• EXERCISE INSTRUCTIONS: Find the number of lines in these records where the word "JSON" appears. Reply with that number and nothing more.

___

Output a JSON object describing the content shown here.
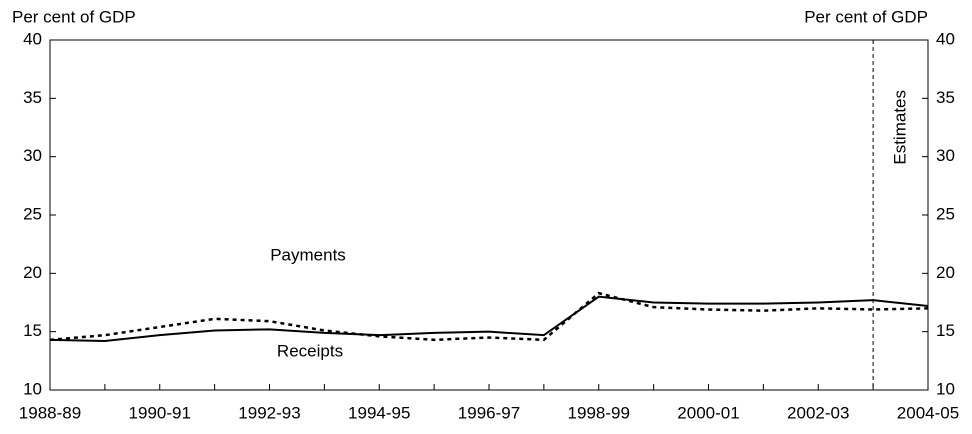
{
  "chart_data": {
    "type": "line",
    "y_label": "Per cent of GDP",
    "y2_label": "Per cent of GDP",
    "categories": [
      "1988-89",
      null,
      "1990-91",
      null,
      "1992-93",
      null,
      "1994-95",
      null,
      "1996-97",
      null,
      "1998-99",
      null,
      "2000-01",
      null,
      "2002-03",
      null,
      "2004-05"
    ],
    "series": [
      {
        "name": "Receipts",
        "color": "#000000",
        "dash": "solid",
        "values": [
          14.3,
          14.2,
          14.7,
          15.1,
          15.2,
          14.9,
          14.7,
          14.9,
          15.0,
          14.7,
          18.0,
          17.5,
          17.4,
          17.4,
          17.5,
          17.7,
          17.2
        ]
      },
      {
        "name": "Payments",
        "color": "#000000",
        "dash": "dotted",
        "values": [
          14.3,
          14.7,
          15.4,
          16.1,
          15.9,
          15.1,
          14.6,
          14.3,
          14.5,
          14.3,
          18.3,
          17.1,
          16.9,
          16.8,
          17.0,
          16.9,
          17.0
        ]
      }
    ],
    "ylim": [
      10,
      40
    ],
    "yticks": [
      10,
      15,
      20,
      25,
      30,
      35,
      40
    ],
    "y2lim": [
      10,
      40
    ],
    "y2ticks": [
      10,
      15,
      20,
      25,
      30,
      35,
      40
    ],
    "vline": {
      "category_index": 15,
      "label": "Estimates"
    }
  }
}
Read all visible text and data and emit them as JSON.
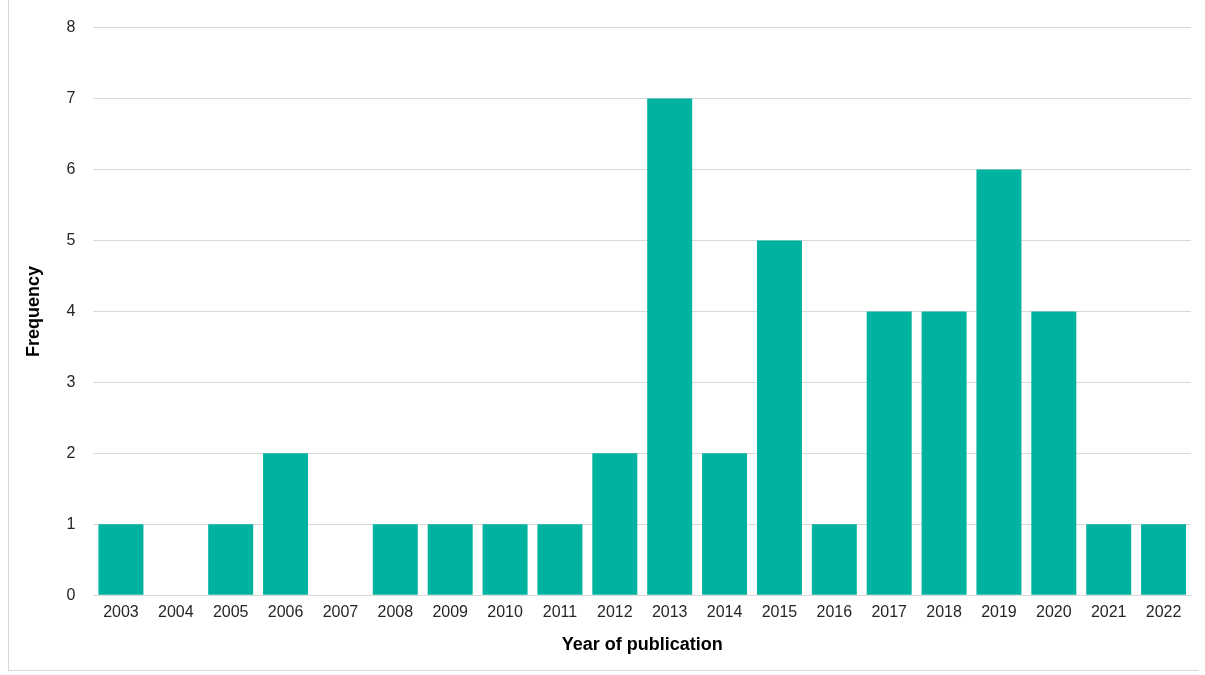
{
  "chart_data": {
    "type": "bar",
    "xlabel": "Year of publication",
    "ylabel": "Frequency",
    "categories": [
      "2003",
      "2004",
      "2005",
      "2006",
      "2007",
      "2008",
      "2009",
      "2010",
      "2011",
      "2012",
      "2013",
      "2014",
      "2015",
      "2016",
      "2017",
      "2018",
      "2019",
      "2020",
      "2021",
      "2022"
    ],
    "values": [
      1,
      0,
      1,
      2,
      0,
      1,
      1,
      1,
      1,
      2,
      7,
      2,
      5,
      1,
      4,
      4,
      6,
      4,
      1,
      1
    ],
    "color": "#00b3a0",
    "ylim": [
      0,
      8
    ],
    "yticks": [
      0,
      1,
      2,
      3,
      4,
      5,
      6,
      7,
      8
    ],
    "grid": "y",
    "legend": false
  }
}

___

• RESULT FOR THIS EXERCISE: 2